-- Supplied data start --
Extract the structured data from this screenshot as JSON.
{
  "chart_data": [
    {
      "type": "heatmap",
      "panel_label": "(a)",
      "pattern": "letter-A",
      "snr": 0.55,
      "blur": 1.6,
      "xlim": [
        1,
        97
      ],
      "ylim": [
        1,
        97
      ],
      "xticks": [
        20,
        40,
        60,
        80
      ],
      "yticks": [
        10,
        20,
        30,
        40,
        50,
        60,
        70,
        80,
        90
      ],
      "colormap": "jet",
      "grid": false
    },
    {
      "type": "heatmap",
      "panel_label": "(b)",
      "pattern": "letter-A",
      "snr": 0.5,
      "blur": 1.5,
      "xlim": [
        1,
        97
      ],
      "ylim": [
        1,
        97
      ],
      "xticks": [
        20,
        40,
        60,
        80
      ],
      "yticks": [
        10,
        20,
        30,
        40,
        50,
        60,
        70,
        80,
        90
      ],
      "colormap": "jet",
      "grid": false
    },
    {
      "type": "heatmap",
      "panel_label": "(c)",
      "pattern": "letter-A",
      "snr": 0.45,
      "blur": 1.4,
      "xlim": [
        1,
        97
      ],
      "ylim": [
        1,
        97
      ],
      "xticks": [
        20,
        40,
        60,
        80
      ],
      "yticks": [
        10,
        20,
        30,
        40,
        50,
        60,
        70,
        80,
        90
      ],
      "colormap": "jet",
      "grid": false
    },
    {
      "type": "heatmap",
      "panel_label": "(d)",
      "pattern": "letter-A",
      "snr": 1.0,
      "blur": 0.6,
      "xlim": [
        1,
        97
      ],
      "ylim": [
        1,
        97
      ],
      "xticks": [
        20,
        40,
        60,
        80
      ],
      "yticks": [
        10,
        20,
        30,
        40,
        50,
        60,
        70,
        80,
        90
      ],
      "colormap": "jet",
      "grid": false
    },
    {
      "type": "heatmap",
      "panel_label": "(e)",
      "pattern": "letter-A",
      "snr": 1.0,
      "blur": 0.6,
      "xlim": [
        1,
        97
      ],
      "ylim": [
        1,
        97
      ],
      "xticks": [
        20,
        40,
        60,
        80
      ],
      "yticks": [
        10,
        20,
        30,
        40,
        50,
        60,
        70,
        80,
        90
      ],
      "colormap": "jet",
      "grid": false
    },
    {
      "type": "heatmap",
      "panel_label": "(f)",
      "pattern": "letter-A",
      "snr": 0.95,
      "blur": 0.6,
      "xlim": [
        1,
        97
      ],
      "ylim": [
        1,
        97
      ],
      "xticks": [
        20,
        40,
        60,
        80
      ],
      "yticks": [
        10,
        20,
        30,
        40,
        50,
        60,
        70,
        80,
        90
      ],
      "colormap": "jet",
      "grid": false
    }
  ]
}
-- Supplied data end --
Your task is to transcribe the material exactly.

Extract the structured data from this screenshot as JSON.
{
  "chart_data": [
    {
      "type": "heatmap",
      "panel_label": "(a)",
      "pattern": "letter-A",
      "snr": 0.55,
      "blur": 1.6,
      "xlim": [
        1,
        97
      ],
      "ylim": [
        1,
        97
      ],
      "xticks": [
        20,
        40,
        60,
        80
      ],
      "yticks": [
        10,
        20,
        30,
        40,
        50,
        60,
        70,
        80,
        90
      ],
      "colormap": "jet",
      "grid": false
    },
    {
      "type": "heatmap",
      "panel_label": "(b)",
      "pattern": "letter-A",
      "snr": 0.5,
      "blur": 1.5,
      "xlim": [
        1,
        97
      ],
      "ylim": [
        1,
        97
      ],
      "xticks": [
        20,
        40,
        60,
        80
      ],
      "yticks": [
        10,
        20,
        30,
        40,
        50,
        60,
        70,
        80,
        90
      ],
      "colormap": "jet",
      "grid": false
    },
    {
      "type": "heatmap",
      "panel_label": "(c)",
      "pattern": "letter-A",
      "snr": 0.45,
      "blur": 1.4,
      "xlim": [
        1,
        97
      ],
      "ylim": [
        1,
        97
      ],
      "xticks": [
        20,
        40,
        60,
        80
      ],
      "yticks": [
        10,
        20,
        30,
        40,
        50,
        60,
        70,
        80,
        90
      ],
      "colormap": "jet",
      "grid": false
    },
    {
      "type": "heatmap",
      "panel_label": "(d)",
      "pattern": "letter-A",
      "snr": 1.0,
      "blur": 0.6,
      "xlim": [
        1,
        97
      ],
      "ylim": [
        1,
        97
      ],
      "xticks": [
        20,
        40,
        60,
        80
      ],
      "yticks": [
        10,
        20,
        30,
        40,
        50,
        60,
        70,
        80,
        90
      ],
      "colormap": "jet",
      "grid": false
    },
    {
      "type": "heatmap",
      "panel_label": "(e)",
      "pattern": "letter-A",
      "snr": 1.0,
      "blur": 0.6,
      "xlim": [
        1,
        97
      ],
      "ylim": [
        1,
        97
      ],
      "xticks": [
        20,
        40,
        60,
        80
      ],
      "yticks": [
        10,
        20,
        30,
        40,
        50,
        60,
        70,
        80,
        90
      ],
      "colormap": "jet",
      "grid": false
    },
    {
      "type": "heatmap",
      "panel_label": "(f)",
      "pattern": "letter-A",
      "snr": 0.95,
      "blur": 0.6,
      "xlim": [
        1,
        97
      ],
      "ylim": [
        1,
        97
      ],
      "xticks": [
        20,
        40,
        60,
        80
      ],
      "yticks": [
        10,
        20,
        30,
        40,
        50,
        60,
        70,
        80,
        90
      ],
      "colormap": "jet",
      "grid": false
    }
  ]
}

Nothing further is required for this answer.